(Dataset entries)

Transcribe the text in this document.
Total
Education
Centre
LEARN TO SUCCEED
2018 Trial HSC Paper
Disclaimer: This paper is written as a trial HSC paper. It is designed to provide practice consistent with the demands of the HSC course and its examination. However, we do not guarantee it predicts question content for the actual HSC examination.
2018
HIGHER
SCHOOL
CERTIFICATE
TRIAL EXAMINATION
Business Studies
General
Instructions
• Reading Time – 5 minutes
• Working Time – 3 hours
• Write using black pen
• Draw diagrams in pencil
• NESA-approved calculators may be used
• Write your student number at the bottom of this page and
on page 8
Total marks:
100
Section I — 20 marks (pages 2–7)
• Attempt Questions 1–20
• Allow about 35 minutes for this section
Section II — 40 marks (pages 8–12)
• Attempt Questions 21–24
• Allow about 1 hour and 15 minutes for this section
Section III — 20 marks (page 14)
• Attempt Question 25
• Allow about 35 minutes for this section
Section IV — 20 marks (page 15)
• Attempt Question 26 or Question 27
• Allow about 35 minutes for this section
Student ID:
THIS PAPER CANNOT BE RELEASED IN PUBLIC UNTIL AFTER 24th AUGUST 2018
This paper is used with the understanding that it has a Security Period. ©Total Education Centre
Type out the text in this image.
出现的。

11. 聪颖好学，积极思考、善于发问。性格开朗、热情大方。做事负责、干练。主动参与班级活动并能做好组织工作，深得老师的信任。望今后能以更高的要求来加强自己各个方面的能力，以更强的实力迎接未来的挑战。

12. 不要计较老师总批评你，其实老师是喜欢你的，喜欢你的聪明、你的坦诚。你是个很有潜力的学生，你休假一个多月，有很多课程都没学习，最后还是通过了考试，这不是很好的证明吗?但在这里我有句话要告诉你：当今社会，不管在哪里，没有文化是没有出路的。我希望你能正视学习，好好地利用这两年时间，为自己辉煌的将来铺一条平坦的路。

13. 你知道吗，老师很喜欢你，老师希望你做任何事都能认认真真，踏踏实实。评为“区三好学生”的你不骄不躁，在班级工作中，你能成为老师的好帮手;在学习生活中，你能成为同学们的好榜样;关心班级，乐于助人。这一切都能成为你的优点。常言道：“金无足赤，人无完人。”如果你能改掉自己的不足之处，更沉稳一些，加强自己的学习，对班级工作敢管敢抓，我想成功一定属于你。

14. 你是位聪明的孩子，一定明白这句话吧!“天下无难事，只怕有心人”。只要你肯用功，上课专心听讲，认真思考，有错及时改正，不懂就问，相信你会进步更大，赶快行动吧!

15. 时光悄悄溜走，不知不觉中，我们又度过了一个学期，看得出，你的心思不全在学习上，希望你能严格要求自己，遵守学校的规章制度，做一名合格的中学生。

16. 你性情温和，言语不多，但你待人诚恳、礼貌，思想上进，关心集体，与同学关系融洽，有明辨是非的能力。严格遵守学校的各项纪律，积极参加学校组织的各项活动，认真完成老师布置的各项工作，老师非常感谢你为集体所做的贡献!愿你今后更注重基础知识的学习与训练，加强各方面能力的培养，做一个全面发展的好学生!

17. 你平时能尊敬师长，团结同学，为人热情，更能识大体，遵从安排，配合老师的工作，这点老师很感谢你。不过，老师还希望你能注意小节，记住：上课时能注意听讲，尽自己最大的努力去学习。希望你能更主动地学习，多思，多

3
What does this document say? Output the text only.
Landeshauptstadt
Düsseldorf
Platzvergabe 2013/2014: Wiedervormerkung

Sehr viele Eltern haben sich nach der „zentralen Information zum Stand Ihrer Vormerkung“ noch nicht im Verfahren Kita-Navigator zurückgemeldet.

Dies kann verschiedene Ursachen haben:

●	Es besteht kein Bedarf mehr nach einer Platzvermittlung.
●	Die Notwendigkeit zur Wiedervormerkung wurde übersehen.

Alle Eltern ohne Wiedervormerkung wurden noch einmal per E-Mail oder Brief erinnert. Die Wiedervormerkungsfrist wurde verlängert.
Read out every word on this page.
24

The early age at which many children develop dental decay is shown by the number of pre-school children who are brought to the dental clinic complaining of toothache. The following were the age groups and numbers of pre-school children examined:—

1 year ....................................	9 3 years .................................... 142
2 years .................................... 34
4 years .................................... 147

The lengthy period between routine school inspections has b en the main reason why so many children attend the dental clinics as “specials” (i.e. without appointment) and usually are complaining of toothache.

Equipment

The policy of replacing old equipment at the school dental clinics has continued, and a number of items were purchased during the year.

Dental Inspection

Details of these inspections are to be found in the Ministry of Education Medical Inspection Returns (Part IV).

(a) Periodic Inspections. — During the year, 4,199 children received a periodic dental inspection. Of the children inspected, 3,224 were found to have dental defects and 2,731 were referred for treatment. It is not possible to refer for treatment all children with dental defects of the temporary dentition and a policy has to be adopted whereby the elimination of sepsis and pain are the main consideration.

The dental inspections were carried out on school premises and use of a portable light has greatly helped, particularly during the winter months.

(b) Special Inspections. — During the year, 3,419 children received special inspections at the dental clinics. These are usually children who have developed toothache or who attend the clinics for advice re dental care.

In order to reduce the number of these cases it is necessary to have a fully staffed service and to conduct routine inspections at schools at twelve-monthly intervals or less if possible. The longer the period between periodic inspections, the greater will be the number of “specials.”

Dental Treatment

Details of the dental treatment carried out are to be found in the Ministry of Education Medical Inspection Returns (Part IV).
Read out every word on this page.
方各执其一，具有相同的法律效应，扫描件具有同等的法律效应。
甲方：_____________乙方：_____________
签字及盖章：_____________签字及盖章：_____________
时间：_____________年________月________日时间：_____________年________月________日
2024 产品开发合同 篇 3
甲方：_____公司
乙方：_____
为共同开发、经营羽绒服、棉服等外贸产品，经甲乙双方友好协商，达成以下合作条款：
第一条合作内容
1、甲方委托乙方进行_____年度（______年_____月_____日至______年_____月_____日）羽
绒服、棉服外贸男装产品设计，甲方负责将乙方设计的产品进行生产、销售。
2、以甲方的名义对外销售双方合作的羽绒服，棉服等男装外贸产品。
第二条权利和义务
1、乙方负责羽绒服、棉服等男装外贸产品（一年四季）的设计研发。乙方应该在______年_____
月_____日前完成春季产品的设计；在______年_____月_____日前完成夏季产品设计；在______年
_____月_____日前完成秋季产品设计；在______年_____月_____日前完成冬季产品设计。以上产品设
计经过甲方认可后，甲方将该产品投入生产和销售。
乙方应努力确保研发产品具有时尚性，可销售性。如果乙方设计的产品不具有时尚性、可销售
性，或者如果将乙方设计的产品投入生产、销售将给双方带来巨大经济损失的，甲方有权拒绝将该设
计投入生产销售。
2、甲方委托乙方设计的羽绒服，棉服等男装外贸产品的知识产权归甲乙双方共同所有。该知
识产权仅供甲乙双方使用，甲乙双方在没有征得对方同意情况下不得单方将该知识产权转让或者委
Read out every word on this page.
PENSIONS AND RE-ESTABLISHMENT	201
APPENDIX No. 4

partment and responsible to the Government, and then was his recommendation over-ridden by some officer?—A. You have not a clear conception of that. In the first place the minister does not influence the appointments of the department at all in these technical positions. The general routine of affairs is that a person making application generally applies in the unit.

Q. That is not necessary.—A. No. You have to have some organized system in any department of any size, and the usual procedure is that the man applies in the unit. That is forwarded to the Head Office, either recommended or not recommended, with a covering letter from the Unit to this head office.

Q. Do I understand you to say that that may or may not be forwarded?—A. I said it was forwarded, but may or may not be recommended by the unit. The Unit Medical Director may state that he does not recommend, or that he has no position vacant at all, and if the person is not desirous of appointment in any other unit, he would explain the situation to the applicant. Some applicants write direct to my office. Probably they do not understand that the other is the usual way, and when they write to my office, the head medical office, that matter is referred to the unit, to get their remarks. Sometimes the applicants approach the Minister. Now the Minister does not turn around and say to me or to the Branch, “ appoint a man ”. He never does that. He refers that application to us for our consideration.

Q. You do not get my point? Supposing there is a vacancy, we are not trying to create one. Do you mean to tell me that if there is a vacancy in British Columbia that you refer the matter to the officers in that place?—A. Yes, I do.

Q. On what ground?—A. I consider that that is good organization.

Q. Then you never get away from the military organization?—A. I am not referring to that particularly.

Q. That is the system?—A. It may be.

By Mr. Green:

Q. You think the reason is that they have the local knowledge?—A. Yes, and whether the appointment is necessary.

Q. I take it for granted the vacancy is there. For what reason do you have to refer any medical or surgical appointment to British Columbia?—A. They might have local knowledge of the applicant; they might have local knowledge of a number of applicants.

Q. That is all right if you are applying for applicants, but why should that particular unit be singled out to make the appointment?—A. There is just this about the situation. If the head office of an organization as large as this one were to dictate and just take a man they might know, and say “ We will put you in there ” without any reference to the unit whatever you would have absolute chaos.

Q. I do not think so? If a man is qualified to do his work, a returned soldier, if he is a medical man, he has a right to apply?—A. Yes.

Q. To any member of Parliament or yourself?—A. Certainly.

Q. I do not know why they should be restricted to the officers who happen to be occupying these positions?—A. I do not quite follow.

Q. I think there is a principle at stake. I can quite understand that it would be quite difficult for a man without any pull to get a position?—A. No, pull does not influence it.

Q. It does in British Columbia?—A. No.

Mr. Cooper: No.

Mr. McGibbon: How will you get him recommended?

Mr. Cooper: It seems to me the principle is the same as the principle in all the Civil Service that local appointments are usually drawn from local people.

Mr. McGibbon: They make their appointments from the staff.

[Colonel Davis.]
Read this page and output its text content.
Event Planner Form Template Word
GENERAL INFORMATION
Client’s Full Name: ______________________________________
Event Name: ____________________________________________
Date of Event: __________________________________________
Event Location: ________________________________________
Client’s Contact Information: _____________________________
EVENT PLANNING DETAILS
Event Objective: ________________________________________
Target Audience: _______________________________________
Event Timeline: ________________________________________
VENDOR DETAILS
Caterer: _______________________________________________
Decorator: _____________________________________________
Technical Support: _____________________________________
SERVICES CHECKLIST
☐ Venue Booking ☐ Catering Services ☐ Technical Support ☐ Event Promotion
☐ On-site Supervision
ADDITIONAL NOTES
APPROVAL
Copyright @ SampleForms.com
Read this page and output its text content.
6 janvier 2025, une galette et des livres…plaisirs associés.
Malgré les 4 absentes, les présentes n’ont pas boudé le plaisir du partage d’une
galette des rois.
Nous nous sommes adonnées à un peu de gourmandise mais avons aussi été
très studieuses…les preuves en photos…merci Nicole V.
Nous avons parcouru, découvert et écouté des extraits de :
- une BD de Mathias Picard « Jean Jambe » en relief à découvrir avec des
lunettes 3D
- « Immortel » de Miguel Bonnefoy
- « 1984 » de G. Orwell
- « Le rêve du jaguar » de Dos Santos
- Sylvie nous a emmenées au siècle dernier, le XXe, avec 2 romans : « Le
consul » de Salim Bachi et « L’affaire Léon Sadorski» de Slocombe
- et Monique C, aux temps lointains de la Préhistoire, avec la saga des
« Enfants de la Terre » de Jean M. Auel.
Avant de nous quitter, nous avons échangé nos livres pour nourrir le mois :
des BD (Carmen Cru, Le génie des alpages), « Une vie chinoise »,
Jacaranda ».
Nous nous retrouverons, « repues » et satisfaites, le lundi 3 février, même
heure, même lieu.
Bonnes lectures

| What you have to do |
Gather up every line from the listing above in which the word "used" occurs.

| Exercise solution |
• NESA-approved calculators may be used
This paper is used with the understanding that it has a Security Period. ©Total Education Centre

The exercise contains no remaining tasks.